- Exercise -
In the entries below, find the lines with the word "Neustadt" and copy them.

- Material provided -
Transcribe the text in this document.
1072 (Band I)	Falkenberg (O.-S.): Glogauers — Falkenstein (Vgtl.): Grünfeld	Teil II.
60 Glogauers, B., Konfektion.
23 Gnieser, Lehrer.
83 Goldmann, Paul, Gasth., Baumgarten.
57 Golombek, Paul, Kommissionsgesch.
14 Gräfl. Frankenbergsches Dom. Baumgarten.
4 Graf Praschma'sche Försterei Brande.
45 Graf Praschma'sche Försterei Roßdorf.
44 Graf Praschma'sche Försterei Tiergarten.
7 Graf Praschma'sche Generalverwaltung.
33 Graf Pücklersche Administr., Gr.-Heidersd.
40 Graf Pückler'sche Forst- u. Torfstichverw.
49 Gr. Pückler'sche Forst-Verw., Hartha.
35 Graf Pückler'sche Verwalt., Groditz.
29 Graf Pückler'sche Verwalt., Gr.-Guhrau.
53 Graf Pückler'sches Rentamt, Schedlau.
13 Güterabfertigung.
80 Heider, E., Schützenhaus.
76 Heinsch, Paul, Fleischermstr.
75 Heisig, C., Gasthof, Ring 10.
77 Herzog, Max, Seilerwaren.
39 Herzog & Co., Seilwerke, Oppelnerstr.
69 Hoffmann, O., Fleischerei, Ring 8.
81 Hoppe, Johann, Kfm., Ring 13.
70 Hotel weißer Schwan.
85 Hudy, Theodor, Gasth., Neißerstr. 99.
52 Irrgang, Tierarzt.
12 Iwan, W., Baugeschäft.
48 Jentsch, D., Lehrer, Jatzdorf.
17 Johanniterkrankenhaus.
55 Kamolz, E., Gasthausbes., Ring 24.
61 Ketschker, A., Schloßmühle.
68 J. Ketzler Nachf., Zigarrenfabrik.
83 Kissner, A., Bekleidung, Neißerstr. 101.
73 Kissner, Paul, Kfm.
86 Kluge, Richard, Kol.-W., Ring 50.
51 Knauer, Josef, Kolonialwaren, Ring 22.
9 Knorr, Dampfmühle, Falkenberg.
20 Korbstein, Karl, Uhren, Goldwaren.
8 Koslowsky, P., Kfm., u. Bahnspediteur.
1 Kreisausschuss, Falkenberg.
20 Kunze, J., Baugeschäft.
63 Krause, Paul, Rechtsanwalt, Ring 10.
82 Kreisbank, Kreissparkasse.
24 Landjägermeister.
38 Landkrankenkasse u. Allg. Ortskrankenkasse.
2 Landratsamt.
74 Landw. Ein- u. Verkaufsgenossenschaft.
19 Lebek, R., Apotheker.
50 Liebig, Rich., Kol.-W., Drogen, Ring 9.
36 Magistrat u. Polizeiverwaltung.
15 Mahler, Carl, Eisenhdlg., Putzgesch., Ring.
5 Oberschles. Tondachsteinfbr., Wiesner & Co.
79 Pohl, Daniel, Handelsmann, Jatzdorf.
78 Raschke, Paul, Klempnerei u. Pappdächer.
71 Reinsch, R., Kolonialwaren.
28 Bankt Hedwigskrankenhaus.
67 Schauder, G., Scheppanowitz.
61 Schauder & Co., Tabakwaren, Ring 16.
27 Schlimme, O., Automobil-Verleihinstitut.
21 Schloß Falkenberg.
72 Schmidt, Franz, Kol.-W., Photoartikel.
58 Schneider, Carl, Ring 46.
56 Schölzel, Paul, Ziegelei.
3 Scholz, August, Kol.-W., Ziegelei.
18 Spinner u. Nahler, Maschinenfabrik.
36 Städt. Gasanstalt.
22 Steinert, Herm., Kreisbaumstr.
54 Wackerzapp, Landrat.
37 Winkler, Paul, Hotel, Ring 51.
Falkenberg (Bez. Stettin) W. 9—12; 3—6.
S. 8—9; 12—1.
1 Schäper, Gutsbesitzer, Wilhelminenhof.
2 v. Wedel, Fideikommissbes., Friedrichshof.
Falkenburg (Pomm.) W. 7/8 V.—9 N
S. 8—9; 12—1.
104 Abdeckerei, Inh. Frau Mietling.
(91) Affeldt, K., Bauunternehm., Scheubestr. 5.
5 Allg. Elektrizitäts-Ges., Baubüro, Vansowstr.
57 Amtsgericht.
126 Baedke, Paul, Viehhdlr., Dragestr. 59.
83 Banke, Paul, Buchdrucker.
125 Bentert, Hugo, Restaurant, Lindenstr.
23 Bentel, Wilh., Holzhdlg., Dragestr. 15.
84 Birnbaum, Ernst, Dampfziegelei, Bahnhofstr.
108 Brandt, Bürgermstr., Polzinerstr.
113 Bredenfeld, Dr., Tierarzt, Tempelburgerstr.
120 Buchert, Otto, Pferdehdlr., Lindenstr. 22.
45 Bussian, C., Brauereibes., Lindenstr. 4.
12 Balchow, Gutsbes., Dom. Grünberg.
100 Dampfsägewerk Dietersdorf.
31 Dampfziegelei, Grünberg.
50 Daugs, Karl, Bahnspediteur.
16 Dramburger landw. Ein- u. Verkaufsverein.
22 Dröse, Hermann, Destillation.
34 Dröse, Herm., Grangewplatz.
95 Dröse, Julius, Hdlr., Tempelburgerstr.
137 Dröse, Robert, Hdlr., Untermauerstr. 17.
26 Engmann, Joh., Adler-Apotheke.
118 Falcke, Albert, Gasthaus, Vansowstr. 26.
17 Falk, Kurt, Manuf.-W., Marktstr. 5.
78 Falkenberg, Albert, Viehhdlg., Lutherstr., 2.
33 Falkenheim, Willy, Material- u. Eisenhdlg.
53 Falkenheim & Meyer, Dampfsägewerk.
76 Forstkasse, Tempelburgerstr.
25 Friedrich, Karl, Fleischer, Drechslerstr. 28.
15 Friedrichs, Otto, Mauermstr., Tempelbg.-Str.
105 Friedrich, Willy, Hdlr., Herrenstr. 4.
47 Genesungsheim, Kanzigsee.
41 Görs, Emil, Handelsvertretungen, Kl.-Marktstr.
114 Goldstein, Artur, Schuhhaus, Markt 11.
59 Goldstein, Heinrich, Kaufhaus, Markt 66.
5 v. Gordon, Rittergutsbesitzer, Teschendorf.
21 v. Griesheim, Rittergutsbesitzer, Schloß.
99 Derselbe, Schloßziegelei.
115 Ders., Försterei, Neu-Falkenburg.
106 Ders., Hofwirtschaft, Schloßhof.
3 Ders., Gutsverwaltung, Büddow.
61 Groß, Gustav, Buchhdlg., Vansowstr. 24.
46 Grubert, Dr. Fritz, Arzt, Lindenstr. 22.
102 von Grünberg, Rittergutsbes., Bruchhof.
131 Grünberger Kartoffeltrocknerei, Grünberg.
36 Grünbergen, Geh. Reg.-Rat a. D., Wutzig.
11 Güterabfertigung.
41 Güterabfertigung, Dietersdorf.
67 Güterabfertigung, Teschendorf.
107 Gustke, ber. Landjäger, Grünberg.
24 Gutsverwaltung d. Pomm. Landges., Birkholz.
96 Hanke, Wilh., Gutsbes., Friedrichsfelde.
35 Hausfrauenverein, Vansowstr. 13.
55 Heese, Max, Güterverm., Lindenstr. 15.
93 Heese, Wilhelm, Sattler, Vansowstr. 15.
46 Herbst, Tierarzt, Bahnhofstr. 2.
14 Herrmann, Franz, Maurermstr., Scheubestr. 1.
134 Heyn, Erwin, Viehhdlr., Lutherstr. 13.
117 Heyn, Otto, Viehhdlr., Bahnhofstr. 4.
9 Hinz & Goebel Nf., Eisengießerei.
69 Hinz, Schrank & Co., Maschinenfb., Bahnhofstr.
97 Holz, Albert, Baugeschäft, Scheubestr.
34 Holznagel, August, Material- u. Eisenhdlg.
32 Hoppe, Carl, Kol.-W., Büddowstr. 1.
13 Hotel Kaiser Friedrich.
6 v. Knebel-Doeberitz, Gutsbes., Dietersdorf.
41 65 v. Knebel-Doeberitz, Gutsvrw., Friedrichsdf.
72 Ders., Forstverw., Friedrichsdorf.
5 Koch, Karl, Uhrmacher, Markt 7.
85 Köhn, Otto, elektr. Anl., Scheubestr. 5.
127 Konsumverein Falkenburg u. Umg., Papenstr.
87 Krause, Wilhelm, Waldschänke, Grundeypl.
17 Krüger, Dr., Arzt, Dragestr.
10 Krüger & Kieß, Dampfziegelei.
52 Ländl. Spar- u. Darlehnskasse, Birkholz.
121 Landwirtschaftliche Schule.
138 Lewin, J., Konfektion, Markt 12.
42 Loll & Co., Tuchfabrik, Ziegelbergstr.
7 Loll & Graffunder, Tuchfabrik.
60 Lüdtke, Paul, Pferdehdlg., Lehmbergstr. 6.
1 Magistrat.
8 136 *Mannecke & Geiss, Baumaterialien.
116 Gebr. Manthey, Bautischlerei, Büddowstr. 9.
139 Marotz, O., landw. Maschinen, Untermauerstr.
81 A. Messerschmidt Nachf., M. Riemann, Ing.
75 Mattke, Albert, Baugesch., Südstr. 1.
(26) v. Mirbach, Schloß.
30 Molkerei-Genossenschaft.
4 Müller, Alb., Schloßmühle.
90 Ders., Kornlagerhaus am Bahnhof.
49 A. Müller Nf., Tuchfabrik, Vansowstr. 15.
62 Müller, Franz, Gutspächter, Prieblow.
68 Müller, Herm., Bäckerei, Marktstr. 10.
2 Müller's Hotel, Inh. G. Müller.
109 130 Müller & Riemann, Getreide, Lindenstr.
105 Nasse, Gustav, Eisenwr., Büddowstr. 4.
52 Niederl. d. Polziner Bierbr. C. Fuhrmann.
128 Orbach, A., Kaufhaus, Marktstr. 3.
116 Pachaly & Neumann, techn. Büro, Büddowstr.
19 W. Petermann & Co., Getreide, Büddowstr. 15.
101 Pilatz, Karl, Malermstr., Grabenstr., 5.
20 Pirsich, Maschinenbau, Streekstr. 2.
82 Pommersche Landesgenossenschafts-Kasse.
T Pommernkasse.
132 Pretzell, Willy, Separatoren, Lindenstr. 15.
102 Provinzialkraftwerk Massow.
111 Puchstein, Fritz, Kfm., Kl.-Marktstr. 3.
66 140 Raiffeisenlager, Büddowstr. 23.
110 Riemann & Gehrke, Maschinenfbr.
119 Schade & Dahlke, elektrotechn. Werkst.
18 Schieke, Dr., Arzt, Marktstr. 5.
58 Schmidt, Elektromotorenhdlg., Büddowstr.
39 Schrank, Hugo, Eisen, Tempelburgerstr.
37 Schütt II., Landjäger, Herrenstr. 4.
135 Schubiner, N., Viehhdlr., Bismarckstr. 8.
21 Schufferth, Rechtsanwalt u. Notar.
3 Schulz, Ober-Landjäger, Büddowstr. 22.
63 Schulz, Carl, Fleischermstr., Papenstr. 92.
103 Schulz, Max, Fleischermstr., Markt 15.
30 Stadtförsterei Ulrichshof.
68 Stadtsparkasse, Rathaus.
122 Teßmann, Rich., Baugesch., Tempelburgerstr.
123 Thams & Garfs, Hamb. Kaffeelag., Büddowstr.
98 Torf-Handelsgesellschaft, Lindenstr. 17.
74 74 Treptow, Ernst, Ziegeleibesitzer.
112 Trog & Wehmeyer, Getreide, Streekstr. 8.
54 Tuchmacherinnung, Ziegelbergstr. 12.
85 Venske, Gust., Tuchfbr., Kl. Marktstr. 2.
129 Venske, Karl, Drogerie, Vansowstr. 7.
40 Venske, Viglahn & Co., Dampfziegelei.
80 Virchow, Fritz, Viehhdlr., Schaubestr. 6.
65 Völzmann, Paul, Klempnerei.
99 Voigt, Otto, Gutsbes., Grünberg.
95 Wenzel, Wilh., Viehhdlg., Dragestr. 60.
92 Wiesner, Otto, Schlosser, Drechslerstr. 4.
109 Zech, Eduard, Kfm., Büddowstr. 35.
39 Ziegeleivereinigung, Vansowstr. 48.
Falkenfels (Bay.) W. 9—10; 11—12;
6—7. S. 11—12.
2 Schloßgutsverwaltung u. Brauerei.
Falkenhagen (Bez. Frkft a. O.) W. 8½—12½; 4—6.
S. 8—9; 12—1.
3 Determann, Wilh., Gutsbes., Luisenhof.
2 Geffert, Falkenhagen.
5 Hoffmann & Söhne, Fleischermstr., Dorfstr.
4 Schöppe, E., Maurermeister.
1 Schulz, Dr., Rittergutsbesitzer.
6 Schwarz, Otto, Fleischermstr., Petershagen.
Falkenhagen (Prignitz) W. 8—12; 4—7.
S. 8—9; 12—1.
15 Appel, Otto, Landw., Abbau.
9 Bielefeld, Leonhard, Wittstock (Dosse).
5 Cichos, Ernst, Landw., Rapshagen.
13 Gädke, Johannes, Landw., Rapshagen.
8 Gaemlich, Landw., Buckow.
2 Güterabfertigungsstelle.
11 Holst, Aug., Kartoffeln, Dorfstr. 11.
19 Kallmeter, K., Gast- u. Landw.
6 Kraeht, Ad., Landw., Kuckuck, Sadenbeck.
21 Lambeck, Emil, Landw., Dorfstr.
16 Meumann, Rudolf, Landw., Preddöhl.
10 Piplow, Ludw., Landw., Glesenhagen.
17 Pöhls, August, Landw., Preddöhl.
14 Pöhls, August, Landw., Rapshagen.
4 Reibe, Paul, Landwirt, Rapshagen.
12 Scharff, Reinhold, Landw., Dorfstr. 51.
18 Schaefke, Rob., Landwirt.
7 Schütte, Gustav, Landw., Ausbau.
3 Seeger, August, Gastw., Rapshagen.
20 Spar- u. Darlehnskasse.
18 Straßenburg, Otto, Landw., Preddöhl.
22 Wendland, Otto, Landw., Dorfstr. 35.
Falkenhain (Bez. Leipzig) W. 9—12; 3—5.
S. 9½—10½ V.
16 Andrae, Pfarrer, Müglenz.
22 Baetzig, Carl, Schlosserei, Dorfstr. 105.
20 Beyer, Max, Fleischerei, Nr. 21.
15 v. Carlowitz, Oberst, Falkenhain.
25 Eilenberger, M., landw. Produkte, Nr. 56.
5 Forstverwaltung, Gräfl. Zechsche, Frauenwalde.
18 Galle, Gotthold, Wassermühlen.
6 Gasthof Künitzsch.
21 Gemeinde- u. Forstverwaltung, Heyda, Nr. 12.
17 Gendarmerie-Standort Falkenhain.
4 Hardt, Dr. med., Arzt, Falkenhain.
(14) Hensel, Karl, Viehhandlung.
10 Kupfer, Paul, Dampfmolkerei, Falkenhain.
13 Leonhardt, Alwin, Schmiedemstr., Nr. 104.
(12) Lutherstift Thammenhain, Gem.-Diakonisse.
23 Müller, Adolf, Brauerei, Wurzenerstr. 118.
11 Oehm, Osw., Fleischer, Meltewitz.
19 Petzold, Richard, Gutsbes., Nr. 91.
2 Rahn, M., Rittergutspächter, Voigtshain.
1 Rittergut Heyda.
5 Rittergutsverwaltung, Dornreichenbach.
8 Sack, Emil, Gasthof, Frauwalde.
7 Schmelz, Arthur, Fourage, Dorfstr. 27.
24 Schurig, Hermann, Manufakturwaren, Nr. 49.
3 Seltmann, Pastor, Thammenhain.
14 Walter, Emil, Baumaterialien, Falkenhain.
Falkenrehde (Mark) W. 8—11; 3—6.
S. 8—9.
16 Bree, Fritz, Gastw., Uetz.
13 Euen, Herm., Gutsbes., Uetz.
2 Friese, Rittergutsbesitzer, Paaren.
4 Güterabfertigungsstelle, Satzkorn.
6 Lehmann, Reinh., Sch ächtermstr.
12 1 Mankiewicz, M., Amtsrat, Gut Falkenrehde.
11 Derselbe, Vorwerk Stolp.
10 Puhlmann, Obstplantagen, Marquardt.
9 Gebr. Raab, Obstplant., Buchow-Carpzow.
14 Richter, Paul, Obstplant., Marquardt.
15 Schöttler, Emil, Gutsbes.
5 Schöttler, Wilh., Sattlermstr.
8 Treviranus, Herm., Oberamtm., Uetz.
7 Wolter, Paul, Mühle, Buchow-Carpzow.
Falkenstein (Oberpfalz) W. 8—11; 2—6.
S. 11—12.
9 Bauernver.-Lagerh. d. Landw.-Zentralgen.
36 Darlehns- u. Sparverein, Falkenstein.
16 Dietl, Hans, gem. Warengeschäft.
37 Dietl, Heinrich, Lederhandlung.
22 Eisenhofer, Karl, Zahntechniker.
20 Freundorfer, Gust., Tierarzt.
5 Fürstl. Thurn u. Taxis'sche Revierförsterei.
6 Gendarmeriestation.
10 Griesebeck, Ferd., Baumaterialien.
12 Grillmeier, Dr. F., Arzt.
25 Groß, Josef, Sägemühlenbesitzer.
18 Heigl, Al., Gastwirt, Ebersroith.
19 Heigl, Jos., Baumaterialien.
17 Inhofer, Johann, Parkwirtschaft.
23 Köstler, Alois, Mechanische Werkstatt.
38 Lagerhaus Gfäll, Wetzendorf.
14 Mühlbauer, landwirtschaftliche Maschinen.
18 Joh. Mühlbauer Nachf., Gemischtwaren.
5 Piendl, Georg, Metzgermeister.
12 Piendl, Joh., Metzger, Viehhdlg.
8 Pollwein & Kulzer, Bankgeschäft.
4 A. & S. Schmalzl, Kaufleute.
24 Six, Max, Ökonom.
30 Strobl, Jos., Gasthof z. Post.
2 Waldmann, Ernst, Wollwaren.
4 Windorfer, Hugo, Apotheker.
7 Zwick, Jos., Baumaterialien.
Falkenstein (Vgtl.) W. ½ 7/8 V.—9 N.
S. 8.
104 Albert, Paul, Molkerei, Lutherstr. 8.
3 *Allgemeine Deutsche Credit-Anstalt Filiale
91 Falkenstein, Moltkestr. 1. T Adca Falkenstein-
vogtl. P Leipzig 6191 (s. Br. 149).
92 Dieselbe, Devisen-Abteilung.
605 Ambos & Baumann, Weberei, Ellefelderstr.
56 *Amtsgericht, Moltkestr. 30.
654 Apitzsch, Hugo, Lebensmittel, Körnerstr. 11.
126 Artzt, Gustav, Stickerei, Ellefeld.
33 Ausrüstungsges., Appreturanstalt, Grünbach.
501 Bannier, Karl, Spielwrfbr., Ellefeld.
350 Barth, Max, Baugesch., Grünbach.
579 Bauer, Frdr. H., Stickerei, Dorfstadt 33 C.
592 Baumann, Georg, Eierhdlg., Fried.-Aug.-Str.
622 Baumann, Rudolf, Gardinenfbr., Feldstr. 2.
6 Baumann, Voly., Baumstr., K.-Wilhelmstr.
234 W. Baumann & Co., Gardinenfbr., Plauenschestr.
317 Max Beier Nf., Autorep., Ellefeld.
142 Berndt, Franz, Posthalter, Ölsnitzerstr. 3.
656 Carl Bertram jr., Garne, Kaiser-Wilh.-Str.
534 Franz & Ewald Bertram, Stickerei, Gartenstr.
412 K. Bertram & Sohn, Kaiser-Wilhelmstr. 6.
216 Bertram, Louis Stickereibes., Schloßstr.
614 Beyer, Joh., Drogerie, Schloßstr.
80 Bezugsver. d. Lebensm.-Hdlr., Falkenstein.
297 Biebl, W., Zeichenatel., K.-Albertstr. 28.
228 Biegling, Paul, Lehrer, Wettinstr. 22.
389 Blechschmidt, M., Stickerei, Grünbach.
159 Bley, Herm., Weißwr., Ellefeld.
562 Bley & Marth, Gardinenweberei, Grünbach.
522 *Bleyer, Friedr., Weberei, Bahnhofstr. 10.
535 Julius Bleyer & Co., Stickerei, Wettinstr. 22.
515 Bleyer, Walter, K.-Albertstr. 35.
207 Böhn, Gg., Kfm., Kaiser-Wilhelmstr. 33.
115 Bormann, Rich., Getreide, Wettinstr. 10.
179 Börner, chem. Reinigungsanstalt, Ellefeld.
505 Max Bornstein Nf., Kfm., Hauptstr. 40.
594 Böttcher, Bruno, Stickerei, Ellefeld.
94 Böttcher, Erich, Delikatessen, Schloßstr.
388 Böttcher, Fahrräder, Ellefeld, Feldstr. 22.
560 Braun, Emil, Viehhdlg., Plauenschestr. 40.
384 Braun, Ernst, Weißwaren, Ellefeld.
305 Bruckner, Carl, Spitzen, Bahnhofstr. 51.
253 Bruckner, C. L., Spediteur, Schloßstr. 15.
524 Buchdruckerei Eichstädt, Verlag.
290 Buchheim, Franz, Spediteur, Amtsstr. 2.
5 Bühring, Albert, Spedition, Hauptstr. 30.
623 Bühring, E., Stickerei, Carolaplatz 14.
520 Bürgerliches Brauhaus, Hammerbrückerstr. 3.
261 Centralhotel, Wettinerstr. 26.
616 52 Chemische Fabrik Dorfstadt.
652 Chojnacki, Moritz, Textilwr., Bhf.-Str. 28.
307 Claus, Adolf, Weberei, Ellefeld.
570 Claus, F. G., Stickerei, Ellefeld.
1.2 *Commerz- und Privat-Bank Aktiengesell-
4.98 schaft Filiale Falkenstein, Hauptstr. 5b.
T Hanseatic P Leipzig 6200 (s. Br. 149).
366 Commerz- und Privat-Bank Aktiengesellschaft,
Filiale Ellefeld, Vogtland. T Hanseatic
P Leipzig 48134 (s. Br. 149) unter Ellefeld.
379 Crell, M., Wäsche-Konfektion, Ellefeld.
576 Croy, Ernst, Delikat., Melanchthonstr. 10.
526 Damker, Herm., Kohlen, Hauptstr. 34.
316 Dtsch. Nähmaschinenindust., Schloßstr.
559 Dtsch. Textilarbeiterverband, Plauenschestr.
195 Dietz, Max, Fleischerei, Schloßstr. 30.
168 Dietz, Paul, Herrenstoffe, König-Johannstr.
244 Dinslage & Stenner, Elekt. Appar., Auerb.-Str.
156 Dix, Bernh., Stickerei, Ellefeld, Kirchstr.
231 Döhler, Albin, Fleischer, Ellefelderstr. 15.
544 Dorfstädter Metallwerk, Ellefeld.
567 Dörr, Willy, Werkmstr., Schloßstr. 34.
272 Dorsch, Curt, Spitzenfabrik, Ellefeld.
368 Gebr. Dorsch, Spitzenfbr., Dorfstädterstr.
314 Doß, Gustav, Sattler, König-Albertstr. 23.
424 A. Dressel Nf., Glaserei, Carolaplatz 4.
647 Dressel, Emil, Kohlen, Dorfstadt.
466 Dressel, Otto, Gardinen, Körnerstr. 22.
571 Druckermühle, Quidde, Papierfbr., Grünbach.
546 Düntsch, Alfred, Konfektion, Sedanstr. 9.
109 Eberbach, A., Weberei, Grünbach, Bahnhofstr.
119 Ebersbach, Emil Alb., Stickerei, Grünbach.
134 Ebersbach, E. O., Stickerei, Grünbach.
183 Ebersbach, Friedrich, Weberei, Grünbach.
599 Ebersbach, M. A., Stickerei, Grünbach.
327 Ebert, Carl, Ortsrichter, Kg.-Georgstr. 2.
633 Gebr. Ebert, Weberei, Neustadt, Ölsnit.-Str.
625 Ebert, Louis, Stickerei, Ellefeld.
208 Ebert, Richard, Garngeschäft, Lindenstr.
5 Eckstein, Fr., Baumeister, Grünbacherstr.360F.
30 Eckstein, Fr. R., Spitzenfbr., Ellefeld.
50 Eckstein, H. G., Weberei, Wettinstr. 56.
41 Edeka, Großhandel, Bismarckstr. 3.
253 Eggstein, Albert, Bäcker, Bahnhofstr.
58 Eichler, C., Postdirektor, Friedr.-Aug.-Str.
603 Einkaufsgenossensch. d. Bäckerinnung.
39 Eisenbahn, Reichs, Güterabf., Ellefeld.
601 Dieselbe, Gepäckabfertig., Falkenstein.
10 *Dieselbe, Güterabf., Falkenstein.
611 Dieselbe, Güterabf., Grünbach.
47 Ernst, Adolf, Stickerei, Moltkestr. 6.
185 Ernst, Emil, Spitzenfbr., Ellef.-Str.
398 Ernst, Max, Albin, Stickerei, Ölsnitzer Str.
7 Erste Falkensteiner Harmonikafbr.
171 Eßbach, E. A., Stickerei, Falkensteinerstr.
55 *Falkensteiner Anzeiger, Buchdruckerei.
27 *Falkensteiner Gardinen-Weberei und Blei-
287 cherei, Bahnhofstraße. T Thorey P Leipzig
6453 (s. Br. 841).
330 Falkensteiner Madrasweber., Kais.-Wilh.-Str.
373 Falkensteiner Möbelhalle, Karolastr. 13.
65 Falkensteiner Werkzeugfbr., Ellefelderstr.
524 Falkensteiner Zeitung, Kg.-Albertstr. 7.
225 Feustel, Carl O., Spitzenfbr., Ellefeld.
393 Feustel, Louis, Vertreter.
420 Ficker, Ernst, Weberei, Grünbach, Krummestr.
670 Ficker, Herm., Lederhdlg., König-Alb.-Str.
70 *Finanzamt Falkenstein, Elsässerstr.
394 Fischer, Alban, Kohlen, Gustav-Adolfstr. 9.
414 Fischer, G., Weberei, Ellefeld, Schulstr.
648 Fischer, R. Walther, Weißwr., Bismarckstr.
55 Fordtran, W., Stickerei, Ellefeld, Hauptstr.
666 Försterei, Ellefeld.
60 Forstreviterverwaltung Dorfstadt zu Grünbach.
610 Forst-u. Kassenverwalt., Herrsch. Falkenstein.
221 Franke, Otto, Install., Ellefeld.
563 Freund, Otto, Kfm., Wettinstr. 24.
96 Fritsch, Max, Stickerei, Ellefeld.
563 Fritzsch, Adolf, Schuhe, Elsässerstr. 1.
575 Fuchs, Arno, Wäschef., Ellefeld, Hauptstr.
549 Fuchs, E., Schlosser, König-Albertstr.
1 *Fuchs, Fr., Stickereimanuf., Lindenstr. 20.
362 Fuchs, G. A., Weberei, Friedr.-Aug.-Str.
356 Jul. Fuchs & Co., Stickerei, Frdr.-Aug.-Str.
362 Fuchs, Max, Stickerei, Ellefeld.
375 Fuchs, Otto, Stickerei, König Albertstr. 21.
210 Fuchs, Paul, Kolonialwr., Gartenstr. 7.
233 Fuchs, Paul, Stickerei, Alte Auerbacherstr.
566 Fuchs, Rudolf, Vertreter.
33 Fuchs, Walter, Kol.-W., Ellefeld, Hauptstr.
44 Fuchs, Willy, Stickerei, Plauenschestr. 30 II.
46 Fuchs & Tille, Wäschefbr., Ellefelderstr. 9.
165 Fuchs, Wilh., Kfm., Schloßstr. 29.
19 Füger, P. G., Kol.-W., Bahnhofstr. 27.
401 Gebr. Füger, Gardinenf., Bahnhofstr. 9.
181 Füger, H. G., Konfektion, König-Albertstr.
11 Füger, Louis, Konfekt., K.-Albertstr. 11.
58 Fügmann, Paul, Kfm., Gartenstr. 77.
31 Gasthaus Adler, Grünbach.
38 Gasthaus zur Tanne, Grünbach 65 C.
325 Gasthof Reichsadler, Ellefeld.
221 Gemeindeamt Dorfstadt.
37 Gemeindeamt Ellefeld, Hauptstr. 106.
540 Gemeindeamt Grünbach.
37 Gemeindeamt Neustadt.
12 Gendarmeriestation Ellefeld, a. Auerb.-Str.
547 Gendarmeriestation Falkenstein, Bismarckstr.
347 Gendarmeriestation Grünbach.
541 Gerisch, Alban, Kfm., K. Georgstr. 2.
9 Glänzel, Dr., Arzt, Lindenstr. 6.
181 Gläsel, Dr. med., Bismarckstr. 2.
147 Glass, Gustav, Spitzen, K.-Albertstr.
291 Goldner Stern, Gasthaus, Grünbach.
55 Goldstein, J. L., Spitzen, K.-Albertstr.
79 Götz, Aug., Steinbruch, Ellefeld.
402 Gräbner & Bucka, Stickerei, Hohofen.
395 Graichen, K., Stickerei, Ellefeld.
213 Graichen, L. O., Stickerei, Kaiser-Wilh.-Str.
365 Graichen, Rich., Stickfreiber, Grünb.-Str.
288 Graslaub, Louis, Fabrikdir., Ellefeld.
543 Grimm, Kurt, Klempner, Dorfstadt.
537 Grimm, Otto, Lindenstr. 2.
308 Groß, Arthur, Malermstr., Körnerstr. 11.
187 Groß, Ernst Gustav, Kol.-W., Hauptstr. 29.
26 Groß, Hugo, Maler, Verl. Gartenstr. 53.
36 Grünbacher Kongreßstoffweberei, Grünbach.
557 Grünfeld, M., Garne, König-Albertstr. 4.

- Answer space -
633 Gebr. Ebert, Weberei, Neustadt, Ölsnit.-Str.
37 Gemeindeamt Neustadt.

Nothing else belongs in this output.